Print each line of the listing once more, precisely as given.

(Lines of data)
*****

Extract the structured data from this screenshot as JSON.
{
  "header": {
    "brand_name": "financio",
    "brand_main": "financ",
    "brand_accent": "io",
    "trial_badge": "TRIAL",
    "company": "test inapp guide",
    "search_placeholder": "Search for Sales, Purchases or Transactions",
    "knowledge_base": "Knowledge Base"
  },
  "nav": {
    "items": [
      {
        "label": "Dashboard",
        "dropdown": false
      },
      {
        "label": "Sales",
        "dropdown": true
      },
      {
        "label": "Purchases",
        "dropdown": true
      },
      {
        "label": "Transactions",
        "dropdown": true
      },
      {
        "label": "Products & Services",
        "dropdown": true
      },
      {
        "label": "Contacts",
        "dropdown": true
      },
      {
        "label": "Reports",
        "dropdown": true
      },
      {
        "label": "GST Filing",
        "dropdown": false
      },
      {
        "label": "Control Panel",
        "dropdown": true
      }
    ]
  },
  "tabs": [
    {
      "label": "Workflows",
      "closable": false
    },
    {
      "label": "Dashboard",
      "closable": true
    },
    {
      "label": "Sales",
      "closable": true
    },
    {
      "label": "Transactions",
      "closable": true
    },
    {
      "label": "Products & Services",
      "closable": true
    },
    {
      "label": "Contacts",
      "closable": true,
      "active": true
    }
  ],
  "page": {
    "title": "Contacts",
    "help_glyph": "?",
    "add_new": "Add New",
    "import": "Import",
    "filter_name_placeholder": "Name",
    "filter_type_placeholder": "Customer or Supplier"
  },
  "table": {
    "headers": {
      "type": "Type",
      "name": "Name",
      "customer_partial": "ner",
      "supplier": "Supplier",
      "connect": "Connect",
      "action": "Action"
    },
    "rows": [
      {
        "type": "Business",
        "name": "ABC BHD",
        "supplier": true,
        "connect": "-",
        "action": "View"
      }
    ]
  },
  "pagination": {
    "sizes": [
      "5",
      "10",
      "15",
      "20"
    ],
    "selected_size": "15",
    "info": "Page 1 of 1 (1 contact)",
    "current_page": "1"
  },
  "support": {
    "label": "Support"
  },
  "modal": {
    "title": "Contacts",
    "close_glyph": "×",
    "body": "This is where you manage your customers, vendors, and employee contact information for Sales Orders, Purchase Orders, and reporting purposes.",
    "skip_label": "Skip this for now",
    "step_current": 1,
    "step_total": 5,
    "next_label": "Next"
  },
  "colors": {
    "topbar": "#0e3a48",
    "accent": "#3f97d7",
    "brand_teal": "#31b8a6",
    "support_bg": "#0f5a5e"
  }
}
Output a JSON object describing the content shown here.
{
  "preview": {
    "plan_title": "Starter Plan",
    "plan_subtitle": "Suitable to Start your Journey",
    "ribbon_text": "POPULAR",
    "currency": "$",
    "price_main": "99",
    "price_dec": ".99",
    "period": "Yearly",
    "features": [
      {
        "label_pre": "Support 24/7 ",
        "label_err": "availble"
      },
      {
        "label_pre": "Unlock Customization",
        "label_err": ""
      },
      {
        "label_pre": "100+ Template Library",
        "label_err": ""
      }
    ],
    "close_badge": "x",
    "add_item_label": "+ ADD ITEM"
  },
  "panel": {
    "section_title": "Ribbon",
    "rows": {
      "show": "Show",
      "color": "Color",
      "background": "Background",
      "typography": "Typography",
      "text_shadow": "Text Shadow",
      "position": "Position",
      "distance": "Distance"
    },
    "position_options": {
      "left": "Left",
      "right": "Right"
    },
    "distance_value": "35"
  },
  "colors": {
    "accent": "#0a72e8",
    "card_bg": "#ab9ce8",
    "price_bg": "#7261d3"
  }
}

*****

**Exercise solution**
Extract the structured data from this screenshot as JSON.
{
  "header": {
    "brand_name": "financio",
    "brand_main": "financ",
    "brand_accent": "io",
    "trial_badge": "TRIAL",
    "company": "test inapp guide",
    "search_placeholder": "Search for Sales, Purchases or Transactions",
    "knowledge_base": "Knowledge Base"
  },
  "nav": {
    "items": [
      {
        "label": "Dashboard",
        "dropdown": false
      },
      {
        "label": "Sales",
        "dropdown": true
      },
      {
        "label": "Purchases",
        "dropdown": true
      },
      {
        "label": "Transactions",
        "dropdown": true
      },
      {
        "label": "Products & Services",
        "dropdown": true
      },
      {
        "label": "Contacts",
        "dropdown": true
      },
      {
        "label": "Reports",
        "dropdown": true
      },
      {
        "label": "GST Filing",
        "dropdown": false
      },
      {
        "label": "Control Panel",
        "dropdown": true
      }
    ]
  },
  "tabs": [
    {
      "label": "Workflows",
      "closable": false
    },
    {
      "label": "Dashboard",
      "closable": true
    },
    {
      "label": "Sales",
      "closable": true
    },
    {
      "label": "Transactions",
      "closable": true
    },
    {
      "label": "Products & Services",
      "closable": true
    },
    {
      "label": "Contacts",
      "closable": true,
      "active": true
    }
  ],
  "page": {
    "title": "Contacts",
    "help_glyph": "?",
    "add_new": "Add New",
    "import": "Import",
    "filter_name_placeholder": "Name",
    "filter_type_placeholder": "Customer or Supplier"
  },
  "table": {
    "headers": {
      "type": "Type",
      "name": "Name",
      "customer_partial": "ner",
      "supplier": "Supplier",
      "connect": "Connect",
      "action": "Action"
    },
    "rows": [
      {
        "type": "Business",
        "name": "ABC BHD",
        "supplier": true,
        "connect": "-",
        "action": "View"
      }
    ]
  },
  "pagination": {
    "sizes": [
      "5",
      "10",
      "15",
      "20"
    ],
    "selected_size": "15",
    "info": "Page 1 of 1 (1 contact)",
    "current_page": "1"
  },
  "support": {
    "label": "Support"
  },
  "modal": {
    "title": "Contacts",
    "close_glyph": "×",
    "body": "This is where you manage your customers, vendors, and employee contact information for Sales Orders, Purchase Orders, and reporting purposes.",
    "skip_label": "Skip this for now",
    "step_current": 1,
    "step_total": 5,
    "next_label": "Next"
  },
  "colors": {
    "topbar": "#0e3a48",
    "accent": "#3f97d7",
    "brand_teal": "#31b8a6",
    "support_bg": "#0f5a5e"
  }
}
Output a JSON object describing the content shown here.
{
  "preview": {
    "plan_title": "Starter Plan",
    "plan_subtitle": "Suitable to Start your Journey",
    "ribbon_text": "POPULAR",
    "currency": "$",
    "price_main": "99",
    "price_dec": ".99",
    "period": "Yearly",
    "features": [
      {
        "label_pre": "Support 24/7 ",
        "label_err": "availble"
      },
      {
        "label_pre": "Unlock Customization",
        "label_err": ""
      },
      {
        "label_pre": "100+ Template Library",
        "label_err": ""
      }
    ],
    "close_badge": "x",
    "add_item_label": "+ ADD ITEM"
  },
  "panel": {
    "section_title": "Ribbon",
    "rows": {
      "show": "Show",
      "color": "Color",
      "background": "Background",
      "typography": "Typography",
      "text_shadow": "Text Shadow",
      "position": "Position",
      "distance": "Distance"
    },
    "position_options": {
      "left": "Left",
      "right": "Right"
    },
    "distance_value": "35"
  },
  "colors": {
    "accent": "#0a72e8",
    "card_bg": "#ab9ce8",
    "price_bg": "#7261d3"
  }
}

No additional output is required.